Chères et chers étudiant·es, chères et chers collègues,
Comme vous le savez, notre campus est traversé par la crise qui agite une bonne partie des universités à travers la planète.
Face au conflit terrible qui se déroule depuis le 7 octobre 2023, difficile de rester insensibles : les morts se succèdent et personne n’est indifférent à la souffrance des civils, quelle que soit leur nationalité, leur religion ou leur culture. Si vous êtes vous-mêmes touchés, si l’un·e de vos proches a eu à subir les effets de cette crise, nous vous exprimons toute notre compassion.
Sur le campus, nous nous sommes rapidement mobilisés pour apporter du réconfort aux personnes affectées : démarches proactives auprès des communautés israélienne et palestinienne, rencontre avec toutes celles et ceux qui nous en font la demande, mise en place de soutien laïc de la part des aumôniers du campus, mise à disposition d’une cellule ad hoc, etc.
L’EPFL, avec sa communauté de plus de 120 nationalités, est un terrain particulièrement sensible lorsqu’éclate une crise aussi aiguë. Pour maintenir le bien-être de cette communauté dont vous faites partie et l’équilibre entre les confessions, les origines, les cultures de toutes celles et ceux qui la composent, nous nous imposons une ligne directrice : nous nous abstenons de toute prise de position politique au nom de l’institution.
Notre priorité, en lien avec nos missions, est de venir en aide à celles et ceux qui en expriment le besoin. Cela passe dans un premier temps par l’expression de notre empathie : celle-ci nécessite doigté et équilibre. Nos mots sont pesés et encadrés par la lecture que fait la Confédération helvétique de la situation. Dans le cas présent de la crise à Gaza, on nous a reproché d’être partisans et de pencher pour un camp ou un autre. Nous avons écouté les étudiant·es et avons mis à jour récemment cette position, qui souligne notre soutien aux personnes affectées et exprime notre empathie. Certaines voix ont aussi pointé la différence de traitement entre cette crise et la guerre en Ukraine.

_Données extraites_
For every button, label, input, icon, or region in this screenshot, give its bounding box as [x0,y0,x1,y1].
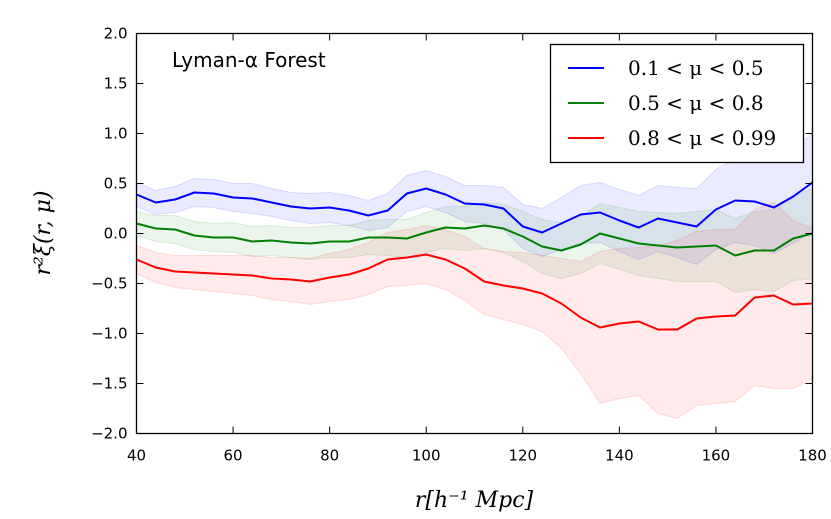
legend: 0.1 < μ < 0.5 0.5 < μ < 0.8 0.8 < μ < 0.99 [549,43,805,164]
y-tick-label: −2.0 [91,425,127,443]
x-tick-label: 100 [412,447,441,465]
series-1-line [136,181,814,234]
chart-annotation: Lyman-α Forest [172,48,326,72]
y-tick-label: 0.5 [104,175,128,193]
series-3-line [136,253,813,331]
x-tick-label: 180 [798,447,827,465]
x-tick-label: 160 [702,447,731,465]
series-2-line [136,222,813,257]
y-axis: 2.0 1.5 1.0 0.5 0.0 −0.5 −1.0 −1.5 −2.0 [91,25,813,443]
legend-items: 0.1 < μ < 0.5 0.5 < μ < 0.8 0.8 < μ < 0.99 [568,56,776,150]
x-tick-label: 120 [508,447,537,465]
y-tick-label: 1.0 [104,125,128,143]
series-lines [136,181,814,331]
legend-label-2: 0.5 < μ < 0.8 [628,91,764,115]
y-tick-label: −1.0 [91,325,127,343]
x-tick-label: 140 [605,447,634,465]
legend-label-1: 0.1 < μ < 0.5 [628,56,764,80]
x-tick-label: 80 [320,447,339,465]
error-bands [136,132,813,420]
y-tick-label: −1.5 [91,375,127,393]
x-tick-label: 40 [127,447,146,465]
y-tick-label: 2.0 [104,25,128,43]
y-axis-label: r²ξ(r, μ) [31,190,56,275]
y-tick-label: 1.5 [104,75,128,93]
x-axis: 40 60 80 100 120 140 160 180 [127,33,827,465]
legend-label-3: 0.8 < μ < 0.99 [628,126,776,150]
x-axis-label: r[h⁻¹ Mpc] [415,488,534,513]
y-tick-label: 0.0 [104,225,128,243]
y-tick-label: −0.5 [91,275,127,293]
x-tick-label: 60 [224,447,243,465]
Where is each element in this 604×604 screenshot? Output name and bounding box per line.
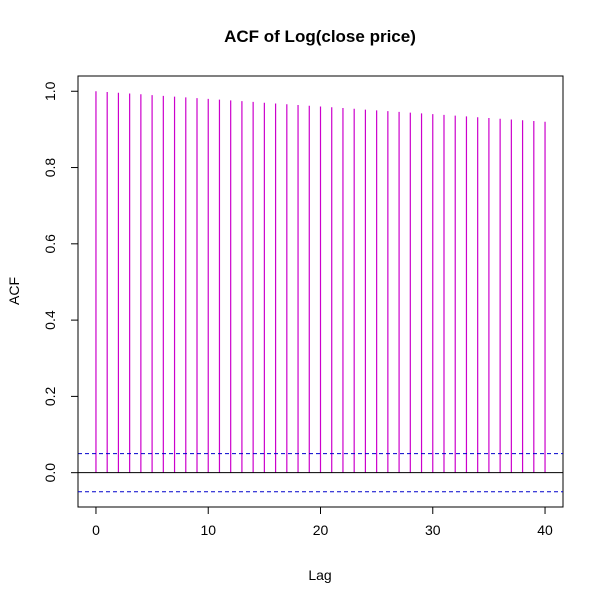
x-axis: 0 10 20 30 40 <box>92 506 553 538</box>
acf-bars <box>95 91 546 473</box>
y-tick-label: 0.0 <box>42 463 58 483</box>
x-tick-label: 30 <box>425 522 441 538</box>
y-axis: 0.0 0.2 0.4 0.6 0.8 1.0 <box>42 81 79 483</box>
x-tick-label: 10 <box>200 522 216 538</box>
x-tick-label: 20 <box>313 522 329 538</box>
y-tick-label: 0.6 <box>42 234 58 254</box>
x-axis-label: Lag <box>308 567 331 583</box>
y-tick-label: 1.0 <box>42 81 58 101</box>
x-tick-label: 40 <box>537 522 553 538</box>
confidence-bounds <box>78 453 563 493</box>
y-tick-label: 0.2 <box>42 386 58 406</box>
x-tick-label: 0 <box>92 522 100 538</box>
chart-title: ACF of Log(close price) <box>224 27 416 46</box>
y-tick-label: 0.8 <box>42 158 58 178</box>
y-tick-label: 0.4 <box>42 310 58 330</box>
y-axis-label: ACF <box>6 277 22 305</box>
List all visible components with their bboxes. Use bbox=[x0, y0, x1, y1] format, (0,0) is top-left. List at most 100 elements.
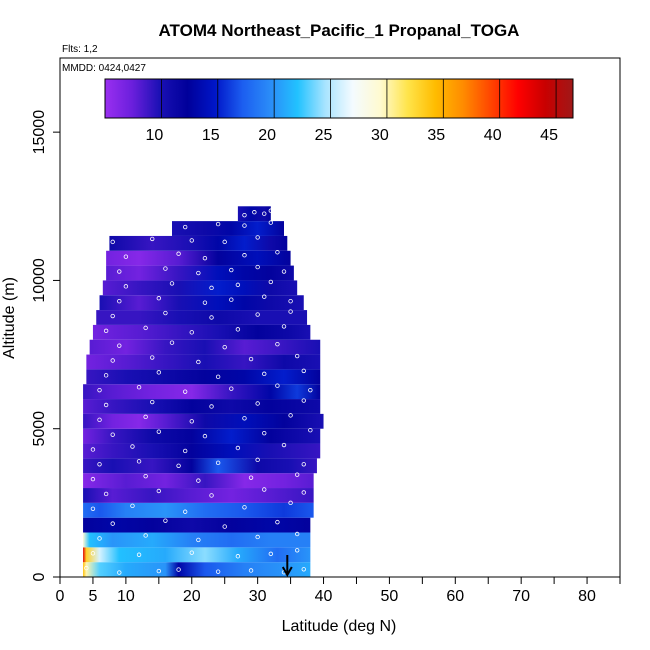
sample-point bbox=[176, 567, 181, 572]
x-tick-label: 60 bbox=[446, 588, 464, 605]
sample-point bbox=[301, 462, 306, 467]
sample-point bbox=[123, 284, 129, 289]
sample-point bbox=[176, 463, 181, 468]
sample-point bbox=[255, 534, 260, 540]
x-tick-label: 50 bbox=[381, 588, 399, 605]
sample-point bbox=[130, 503, 135, 509]
x-tick-label: 40 bbox=[315, 588, 333, 605]
sample-point bbox=[97, 387, 102, 393]
sample-point bbox=[196, 537, 201, 543]
colorbar-tick-label: 45 bbox=[540, 127, 558, 144]
x-axis: 0 5 10 20 30 40 50 60 70 80 bbox=[56, 577, 621, 605]
sample-point bbox=[90, 476, 96, 482]
sample-point bbox=[143, 533, 148, 538]
sample-point bbox=[90, 551, 96, 556]
sample-point bbox=[242, 223, 247, 228]
sample-point bbox=[301, 398, 306, 403]
heatmap-band bbox=[83, 413, 324, 429]
sample-point bbox=[182, 389, 188, 394]
sample-point bbox=[103, 328, 109, 334]
sample-point bbox=[294, 353, 300, 359]
sample-point bbox=[215, 374, 221, 380]
sample-point bbox=[117, 343, 122, 348]
sample-point bbox=[301, 490, 306, 495]
sample-point bbox=[301, 567, 306, 572]
sample-point bbox=[235, 554, 241, 559]
heatmap-band bbox=[89, 339, 321, 355]
sample-point bbox=[182, 224, 188, 230]
sample-point bbox=[90, 506, 96, 511]
sample-point bbox=[189, 238, 194, 243]
y-tick-label: 5000 bbox=[31, 411, 48, 447]
sample-point bbox=[97, 462, 102, 467]
x-tick-label: 20 bbox=[183, 588, 201, 605]
sample-point bbox=[136, 552, 142, 557]
sample-point bbox=[196, 478, 201, 483]
sample-point bbox=[117, 298, 122, 304]
sample-point bbox=[169, 340, 175, 345]
sample-point bbox=[288, 298, 293, 304]
sample-point bbox=[235, 282, 241, 288]
sample-point bbox=[209, 493, 214, 498]
sample-point bbox=[275, 250, 280, 255]
flights-note: Flts: 1,2 bbox=[62, 44, 98, 55]
sample-point bbox=[255, 401, 260, 406]
sample-point bbox=[202, 255, 208, 261]
colorbar-tick-label: 30 bbox=[371, 127, 389, 144]
colorbar-tick-label: 15 bbox=[202, 127, 220, 144]
sample-point bbox=[156, 296, 162, 301]
sample-point bbox=[103, 373, 109, 378]
x-tick-label: 5 bbox=[88, 588, 97, 605]
sample-point bbox=[288, 500, 293, 506]
sample-point bbox=[156, 568, 162, 574]
sample-point bbox=[242, 212, 247, 218]
sample-point bbox=[182, 509, 188, 514]
sample-point bbox=[110, 313, 115, 319]
sample-point bbox=[229, 386, 234, 391]
sample-point bbox=[196, 359, 201, 365]
sample-point bbox=[288, 309, 293, 314]
sample-point bbox=[275, 519, 280, 525]
sample-point bbox=[202, 300, 208, 305]
sample-point bbox=[275, 341, 280, 347]
sample-point bbox=[268, 279, 274, 285]
sample-point bbox=[281, 269, 287, 274]
heatmap-band bbox=[83, 384, 321, 400]
x-axis-label: Latitude (deg N) bbox=[282, 618, 397, 635]
sample-point bbox=[262, 487, 267, 492]
plot-frame bbox=[59, 57, 621, 578]
sample-point bbox=[103, 491, 109, 497]
sample-point bbox=[255, 264, 260, 270]
sample-point bbox=[222, 524, 227, 529]
sample-point bbox=[222, 344, 227, 350]
sample-point bbox=[156, 370, 162, 375]
sample-point bbox=[268, 208, 274, 213]
sample-point bbox=[143, 473, 148, 479]
sample-point bbox=[189, 330, 194, 335]
heatmap-band bbox=[172, 221, 284, 236]
sample-points bbox=[84, 208, 313, 575]
sample-point bbox=[215, 221, 221, 227]
heatmap-band bbox=[83, 517, 311, 533]
sample-point bbox=[255, 457, 260, 463]
sample-point bbox=[229, 267, 234, 273]
sample-point bbox=[288, 413, 293, 418]
heatmap-band bbox=[83, 502, 314, 518]
heatmap-band bbox=[83, 488, 314, 503]
colorbar-tick-label: 35 bbox=[427, 127, 445, 144]
sample-point bbox=[242, 416, 247, 421]
sample-point bbox=[110, 239, 115, 245]
y-tick-label: 10000 bbox=[31, 258, 48, 303]
sample-point bbox=[150, 399, 155, 405]
sample-point bbox=[103, 402, 109, 408]
y-axis: 0 5000 10000 15000 bbox=[31, 110, 60, 581]
sample-point bbox=[215, 569, 221, 574]
heatmap-band bbox=[96, 310, 308, 325]
heatmap-band bbox=[83, 428, 321, 444]
sample-point bbox=[90, 447, 96, 452]
sample-point bbox=[156, 488, 162, 494]
sample-point bbox=[202, 433, 208, 439]
heatmap-band bbox=[86, 369, 321, 385]
sample-point bbox=[248, 568, 254, 573]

_Consigne_
Reprenez la lettre sur la crise à l'EPFL après sa dernière phrase et poursuivez-la. Ces lignes n'ont aucun lien avec la lettre sur la crise à l'EPFL.

_Résultat de l'exercice_
Nous tentons également de guider celles et ceux qui veulent organiser des événements sur le campus, avec cette même ligne : leurs conférences, débats, manifestations doivent s’adresser à toutes et tous et offrir un environnement accueillant toutes les opinions. Si l’événement traite de politique, qu’il soit non partisan. C’est à ces conditions que nous mettons à disposition des salles, de l’équipement, nos équipes logistiques, des espaces d’affichage, etc.
Les événements de ces derniers jours ont malheureusement montré que cela n'avait pas suffi. Environ 80 personnes – dont une partie issue de la communauté EPFL – ont voulu occuper le bâtiment SG, le 7 mai. Notre position a été très claire : oui au dialogue, mais non à l’exploitation d’un espace à des fins d’activisme. Quelle que soit la cause, lorsque des activités ne relèvent pas de nos missions (éducation, recherche, innovation) et ne répondent pas aux critères minimaux d’un débat encadré par les valeurs académiques de dialogue et d’ouverture, nous n’entrons pas en matière. Nous avons poursuivi les échanges le lendemain de cette occupation dans un cadre adéquat avec certains des occupants et tenons à jour une page donnant les dernières informations à ce sujet.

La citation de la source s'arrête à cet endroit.